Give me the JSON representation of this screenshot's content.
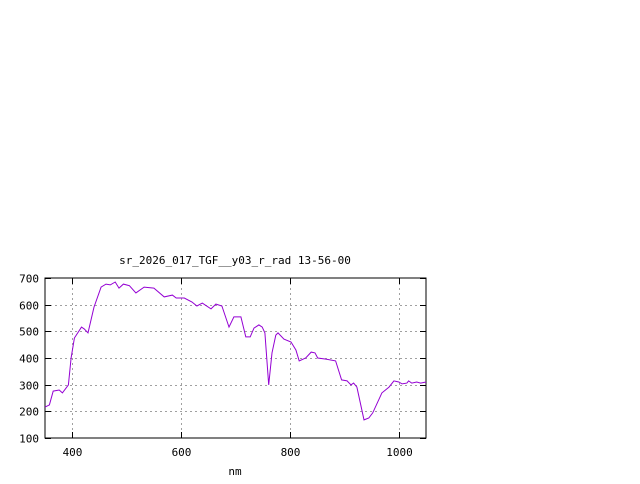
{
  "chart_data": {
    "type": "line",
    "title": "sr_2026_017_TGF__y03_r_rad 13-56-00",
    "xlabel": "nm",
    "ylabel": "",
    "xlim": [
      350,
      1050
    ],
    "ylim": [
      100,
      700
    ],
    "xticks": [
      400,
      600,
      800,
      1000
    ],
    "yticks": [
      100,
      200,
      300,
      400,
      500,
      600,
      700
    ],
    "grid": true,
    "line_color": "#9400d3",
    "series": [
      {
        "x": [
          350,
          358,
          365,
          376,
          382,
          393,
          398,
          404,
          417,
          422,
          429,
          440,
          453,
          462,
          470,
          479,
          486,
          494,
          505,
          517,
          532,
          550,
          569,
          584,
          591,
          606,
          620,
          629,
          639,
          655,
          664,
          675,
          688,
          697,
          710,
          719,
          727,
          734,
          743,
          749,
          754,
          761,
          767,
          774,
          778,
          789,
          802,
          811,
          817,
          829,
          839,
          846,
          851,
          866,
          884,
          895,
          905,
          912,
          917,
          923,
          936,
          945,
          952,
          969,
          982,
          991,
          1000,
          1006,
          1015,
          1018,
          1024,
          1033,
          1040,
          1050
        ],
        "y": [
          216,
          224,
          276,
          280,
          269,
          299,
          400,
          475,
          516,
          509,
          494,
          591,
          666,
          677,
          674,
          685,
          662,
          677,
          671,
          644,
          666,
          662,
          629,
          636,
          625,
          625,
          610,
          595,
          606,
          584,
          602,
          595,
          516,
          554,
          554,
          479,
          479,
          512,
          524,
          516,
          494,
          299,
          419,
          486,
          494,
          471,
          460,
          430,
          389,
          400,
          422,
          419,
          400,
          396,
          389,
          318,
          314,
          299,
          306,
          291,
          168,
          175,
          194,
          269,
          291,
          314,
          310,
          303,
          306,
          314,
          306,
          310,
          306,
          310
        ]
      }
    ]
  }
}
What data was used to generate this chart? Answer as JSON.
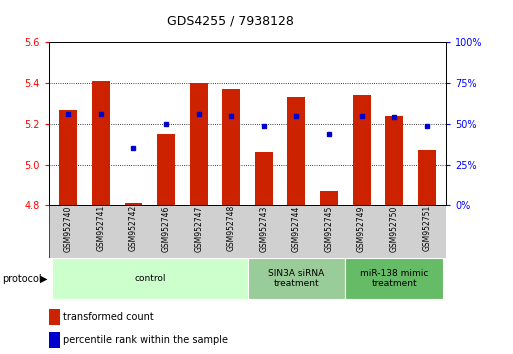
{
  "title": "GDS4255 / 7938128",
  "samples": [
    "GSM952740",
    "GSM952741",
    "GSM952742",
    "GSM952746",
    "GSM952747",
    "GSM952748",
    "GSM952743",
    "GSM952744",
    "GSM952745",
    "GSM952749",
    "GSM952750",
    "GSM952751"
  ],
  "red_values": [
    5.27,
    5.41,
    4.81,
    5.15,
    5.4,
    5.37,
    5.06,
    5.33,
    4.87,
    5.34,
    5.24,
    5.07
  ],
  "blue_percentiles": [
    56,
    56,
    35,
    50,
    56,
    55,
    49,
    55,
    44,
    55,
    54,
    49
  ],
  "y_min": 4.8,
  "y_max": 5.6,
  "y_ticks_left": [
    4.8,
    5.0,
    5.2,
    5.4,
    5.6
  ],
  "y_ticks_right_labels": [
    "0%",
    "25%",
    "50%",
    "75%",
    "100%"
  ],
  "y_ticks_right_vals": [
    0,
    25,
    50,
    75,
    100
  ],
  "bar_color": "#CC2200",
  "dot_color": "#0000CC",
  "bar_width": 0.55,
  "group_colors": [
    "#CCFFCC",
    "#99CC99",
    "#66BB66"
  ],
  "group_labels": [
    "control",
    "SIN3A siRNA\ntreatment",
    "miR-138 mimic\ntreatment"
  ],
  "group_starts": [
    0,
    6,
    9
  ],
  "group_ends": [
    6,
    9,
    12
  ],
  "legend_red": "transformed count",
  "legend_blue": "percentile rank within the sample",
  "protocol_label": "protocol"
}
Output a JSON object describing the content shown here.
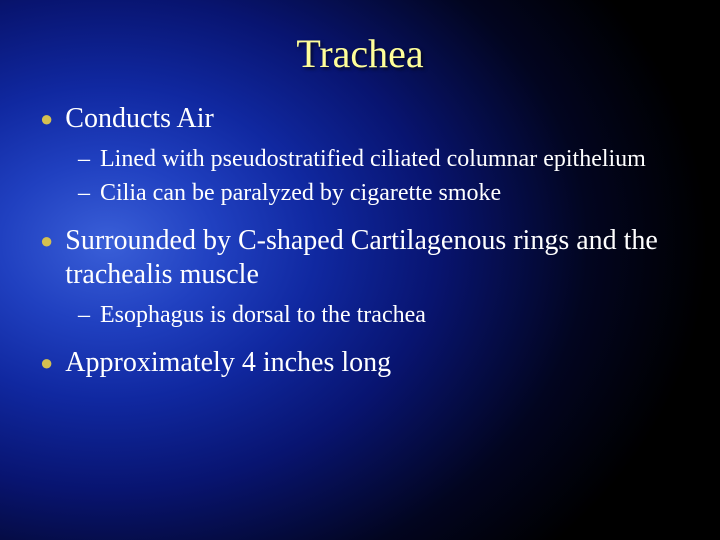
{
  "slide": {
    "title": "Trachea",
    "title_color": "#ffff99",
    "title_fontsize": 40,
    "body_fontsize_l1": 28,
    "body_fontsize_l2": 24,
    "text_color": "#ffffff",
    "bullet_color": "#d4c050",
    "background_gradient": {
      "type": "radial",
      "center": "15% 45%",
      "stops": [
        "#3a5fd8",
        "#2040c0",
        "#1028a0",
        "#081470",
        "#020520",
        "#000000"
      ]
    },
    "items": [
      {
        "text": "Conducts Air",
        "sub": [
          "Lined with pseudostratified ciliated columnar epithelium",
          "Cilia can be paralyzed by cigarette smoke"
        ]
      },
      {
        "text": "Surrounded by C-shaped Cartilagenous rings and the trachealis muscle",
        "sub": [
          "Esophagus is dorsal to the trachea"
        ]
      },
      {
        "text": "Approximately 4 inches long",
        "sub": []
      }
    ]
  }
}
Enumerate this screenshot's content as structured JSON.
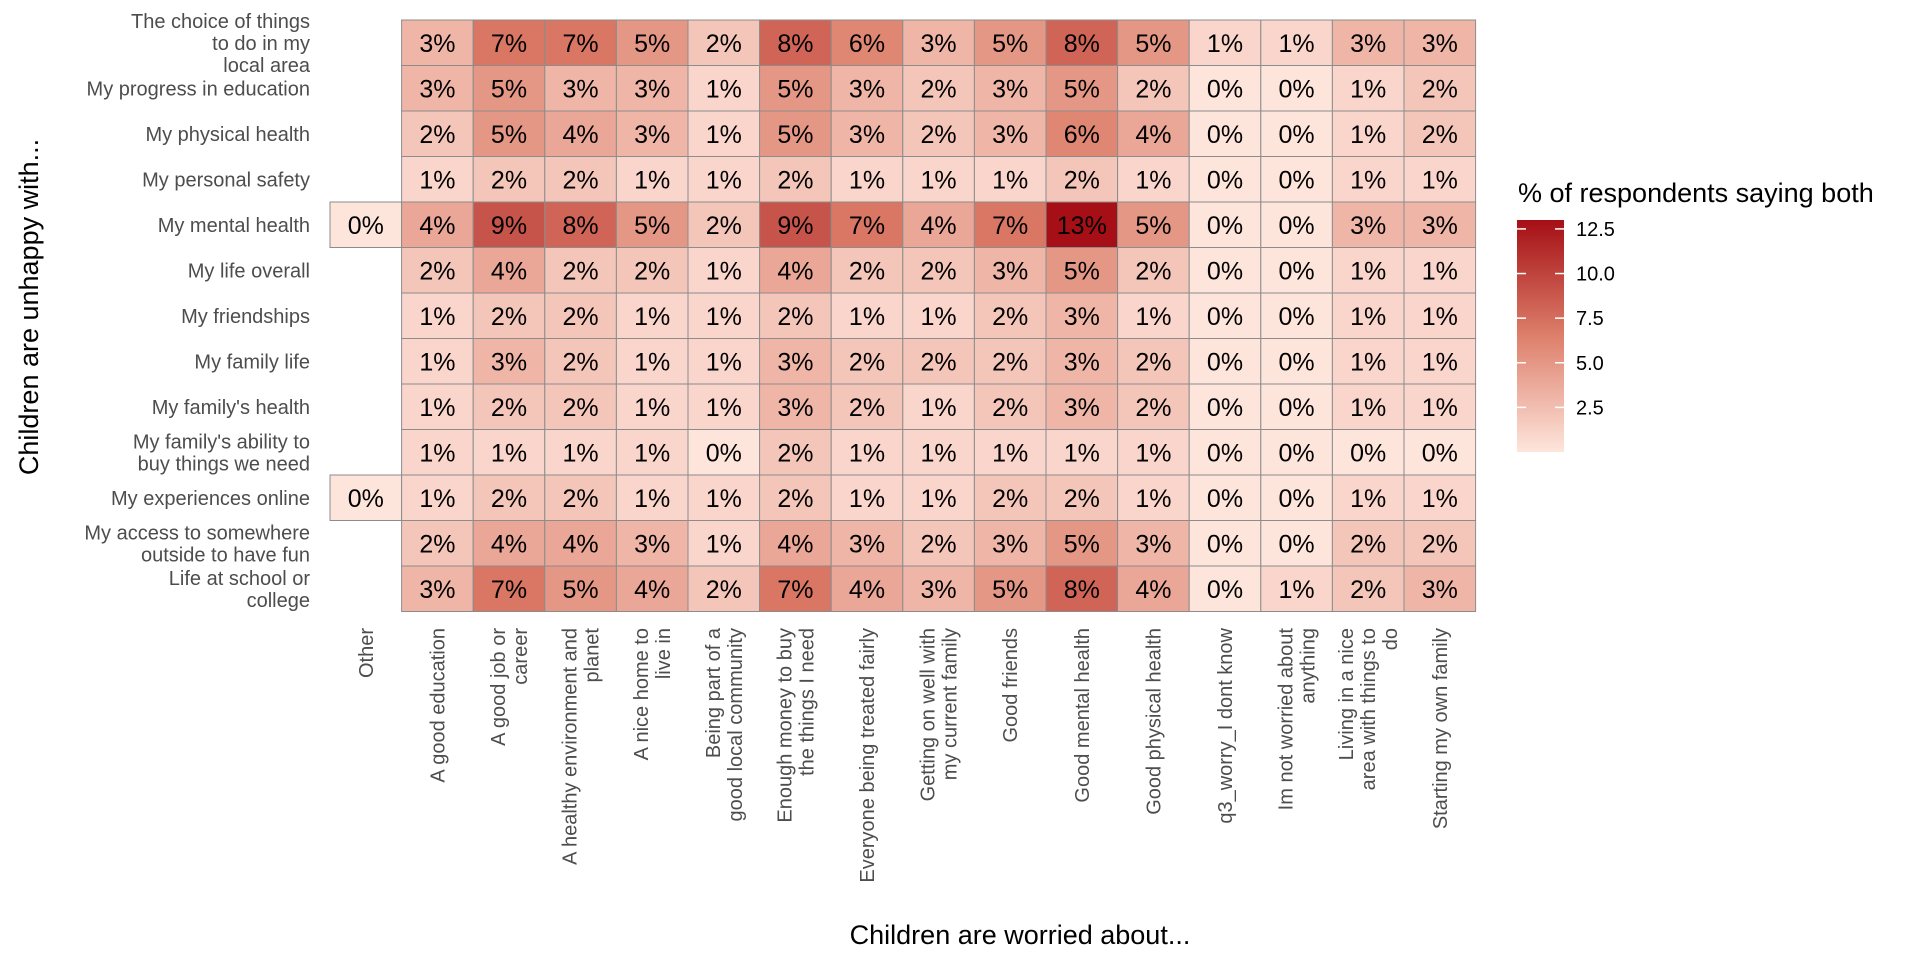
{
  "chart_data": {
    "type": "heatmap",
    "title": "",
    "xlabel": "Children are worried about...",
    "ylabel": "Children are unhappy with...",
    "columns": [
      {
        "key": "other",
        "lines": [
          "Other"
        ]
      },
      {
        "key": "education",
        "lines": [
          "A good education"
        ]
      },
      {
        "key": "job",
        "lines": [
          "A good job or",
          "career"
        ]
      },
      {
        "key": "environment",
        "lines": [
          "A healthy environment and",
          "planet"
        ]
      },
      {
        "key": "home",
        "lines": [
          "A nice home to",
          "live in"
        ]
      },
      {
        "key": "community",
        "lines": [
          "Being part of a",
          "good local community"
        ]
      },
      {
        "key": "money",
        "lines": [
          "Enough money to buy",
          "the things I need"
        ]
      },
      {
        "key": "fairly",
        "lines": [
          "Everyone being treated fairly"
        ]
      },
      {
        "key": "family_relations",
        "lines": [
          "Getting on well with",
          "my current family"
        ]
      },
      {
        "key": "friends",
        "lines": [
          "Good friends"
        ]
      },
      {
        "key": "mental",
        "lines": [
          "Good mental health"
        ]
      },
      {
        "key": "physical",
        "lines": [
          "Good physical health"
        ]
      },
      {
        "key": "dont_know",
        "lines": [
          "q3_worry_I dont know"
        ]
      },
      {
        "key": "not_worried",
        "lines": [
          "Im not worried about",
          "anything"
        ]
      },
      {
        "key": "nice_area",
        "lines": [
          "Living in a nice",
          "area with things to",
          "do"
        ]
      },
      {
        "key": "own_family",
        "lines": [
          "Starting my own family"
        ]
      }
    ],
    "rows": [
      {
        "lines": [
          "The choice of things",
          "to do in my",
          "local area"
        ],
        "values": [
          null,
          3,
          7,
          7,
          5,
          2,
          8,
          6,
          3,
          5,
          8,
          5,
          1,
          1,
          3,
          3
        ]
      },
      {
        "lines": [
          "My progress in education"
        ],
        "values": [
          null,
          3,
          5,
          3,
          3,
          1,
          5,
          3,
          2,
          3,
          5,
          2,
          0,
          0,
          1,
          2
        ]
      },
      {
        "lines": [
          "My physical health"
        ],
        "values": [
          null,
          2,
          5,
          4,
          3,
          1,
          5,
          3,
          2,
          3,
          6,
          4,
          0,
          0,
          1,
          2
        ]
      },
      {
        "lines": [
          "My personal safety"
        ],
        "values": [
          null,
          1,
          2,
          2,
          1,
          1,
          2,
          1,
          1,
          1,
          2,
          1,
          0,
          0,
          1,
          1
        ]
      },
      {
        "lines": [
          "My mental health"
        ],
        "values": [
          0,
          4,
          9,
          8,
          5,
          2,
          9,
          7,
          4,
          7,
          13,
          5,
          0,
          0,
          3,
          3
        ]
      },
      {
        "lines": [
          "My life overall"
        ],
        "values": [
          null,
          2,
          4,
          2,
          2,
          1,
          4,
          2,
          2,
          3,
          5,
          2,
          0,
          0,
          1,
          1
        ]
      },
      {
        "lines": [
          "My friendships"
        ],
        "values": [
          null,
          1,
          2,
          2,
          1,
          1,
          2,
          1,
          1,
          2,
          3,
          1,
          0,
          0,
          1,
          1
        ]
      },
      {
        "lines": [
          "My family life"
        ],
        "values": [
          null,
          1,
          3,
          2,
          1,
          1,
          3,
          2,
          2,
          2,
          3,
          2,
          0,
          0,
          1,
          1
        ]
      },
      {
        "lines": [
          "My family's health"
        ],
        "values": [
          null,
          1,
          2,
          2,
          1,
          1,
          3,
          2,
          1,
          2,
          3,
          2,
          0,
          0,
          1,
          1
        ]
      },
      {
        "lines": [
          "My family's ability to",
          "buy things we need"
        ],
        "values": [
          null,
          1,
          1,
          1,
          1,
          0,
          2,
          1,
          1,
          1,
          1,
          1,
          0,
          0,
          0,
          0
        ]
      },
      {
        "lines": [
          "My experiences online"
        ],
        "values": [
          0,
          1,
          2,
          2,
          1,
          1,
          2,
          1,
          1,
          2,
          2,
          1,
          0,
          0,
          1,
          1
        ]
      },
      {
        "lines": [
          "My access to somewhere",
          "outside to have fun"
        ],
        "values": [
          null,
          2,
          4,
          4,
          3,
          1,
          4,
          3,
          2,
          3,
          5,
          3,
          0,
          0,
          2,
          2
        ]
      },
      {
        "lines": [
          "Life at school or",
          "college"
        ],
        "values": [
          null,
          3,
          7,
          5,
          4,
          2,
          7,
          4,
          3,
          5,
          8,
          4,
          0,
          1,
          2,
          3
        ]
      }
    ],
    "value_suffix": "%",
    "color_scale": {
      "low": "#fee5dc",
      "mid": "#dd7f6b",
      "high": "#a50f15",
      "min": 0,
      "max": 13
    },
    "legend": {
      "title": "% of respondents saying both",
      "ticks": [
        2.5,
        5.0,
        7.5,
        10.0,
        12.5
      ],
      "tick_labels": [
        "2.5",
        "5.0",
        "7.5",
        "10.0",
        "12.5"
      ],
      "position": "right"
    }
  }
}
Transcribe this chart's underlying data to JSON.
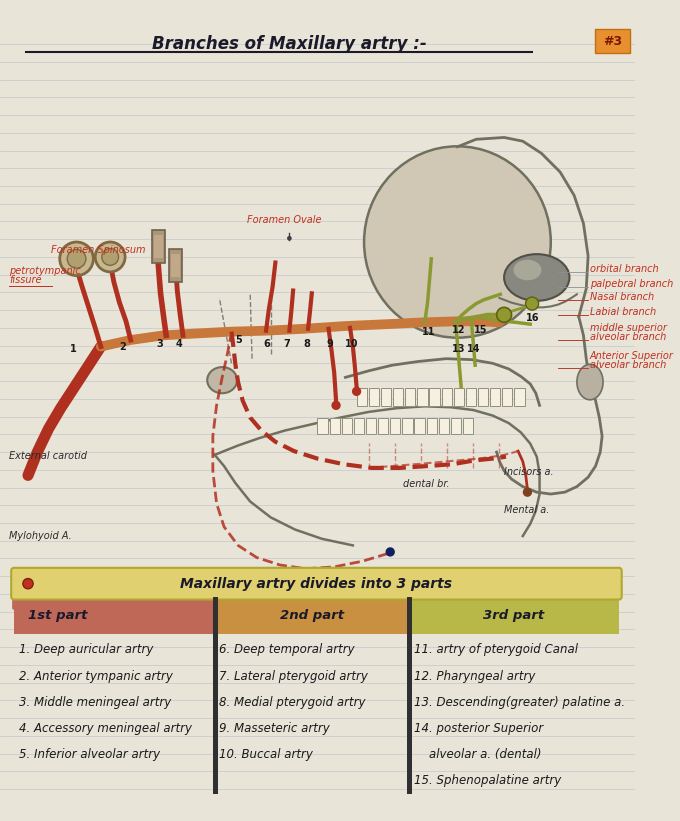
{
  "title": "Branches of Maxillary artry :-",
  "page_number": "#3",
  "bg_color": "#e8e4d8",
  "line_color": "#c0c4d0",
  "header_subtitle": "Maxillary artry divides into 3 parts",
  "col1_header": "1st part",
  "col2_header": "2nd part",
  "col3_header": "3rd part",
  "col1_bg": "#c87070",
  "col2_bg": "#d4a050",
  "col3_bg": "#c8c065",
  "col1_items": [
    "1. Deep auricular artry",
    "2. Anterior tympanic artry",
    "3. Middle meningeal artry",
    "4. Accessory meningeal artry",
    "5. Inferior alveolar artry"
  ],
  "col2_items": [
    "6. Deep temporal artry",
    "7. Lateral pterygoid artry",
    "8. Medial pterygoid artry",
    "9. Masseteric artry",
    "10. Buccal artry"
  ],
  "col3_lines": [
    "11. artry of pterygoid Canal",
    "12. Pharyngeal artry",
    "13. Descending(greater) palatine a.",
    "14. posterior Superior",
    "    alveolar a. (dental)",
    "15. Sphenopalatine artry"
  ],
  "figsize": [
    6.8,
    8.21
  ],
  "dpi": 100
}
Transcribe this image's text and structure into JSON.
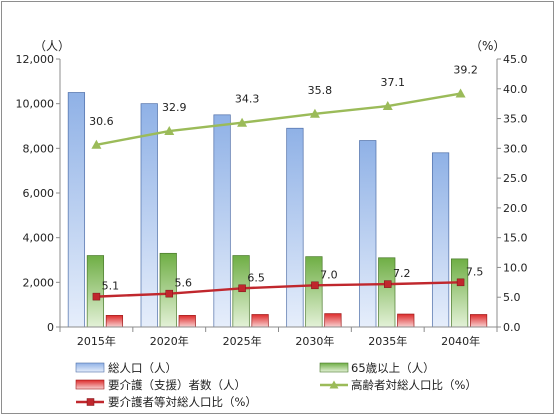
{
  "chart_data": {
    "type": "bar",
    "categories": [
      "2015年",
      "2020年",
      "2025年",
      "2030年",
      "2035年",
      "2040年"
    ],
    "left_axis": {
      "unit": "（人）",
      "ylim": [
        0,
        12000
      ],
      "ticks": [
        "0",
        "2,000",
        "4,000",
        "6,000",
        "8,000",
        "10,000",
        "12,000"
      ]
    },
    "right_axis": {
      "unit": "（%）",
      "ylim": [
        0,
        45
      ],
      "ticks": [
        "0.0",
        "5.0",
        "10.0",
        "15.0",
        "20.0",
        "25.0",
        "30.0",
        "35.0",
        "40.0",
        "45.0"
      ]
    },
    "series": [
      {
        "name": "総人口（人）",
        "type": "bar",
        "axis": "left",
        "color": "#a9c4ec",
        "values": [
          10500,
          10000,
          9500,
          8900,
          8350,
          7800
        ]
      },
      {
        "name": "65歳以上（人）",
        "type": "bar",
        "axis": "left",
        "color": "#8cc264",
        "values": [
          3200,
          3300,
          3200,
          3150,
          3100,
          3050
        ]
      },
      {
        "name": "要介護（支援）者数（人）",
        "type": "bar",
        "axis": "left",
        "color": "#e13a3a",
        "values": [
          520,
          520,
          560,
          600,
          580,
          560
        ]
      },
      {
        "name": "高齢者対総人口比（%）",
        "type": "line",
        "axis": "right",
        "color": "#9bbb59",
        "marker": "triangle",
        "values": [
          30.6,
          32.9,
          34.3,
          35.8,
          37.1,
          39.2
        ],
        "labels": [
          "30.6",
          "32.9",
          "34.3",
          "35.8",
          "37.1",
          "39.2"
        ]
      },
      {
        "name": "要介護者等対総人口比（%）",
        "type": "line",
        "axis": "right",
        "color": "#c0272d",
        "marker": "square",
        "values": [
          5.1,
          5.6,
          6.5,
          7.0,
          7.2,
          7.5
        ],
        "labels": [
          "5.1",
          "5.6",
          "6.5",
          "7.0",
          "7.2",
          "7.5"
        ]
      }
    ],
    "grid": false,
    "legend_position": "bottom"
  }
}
+ + +
List every line above containing the word "Children".

    "xlabel": "Children are worried about...",
    "ylabel": "Children are unhappy with...",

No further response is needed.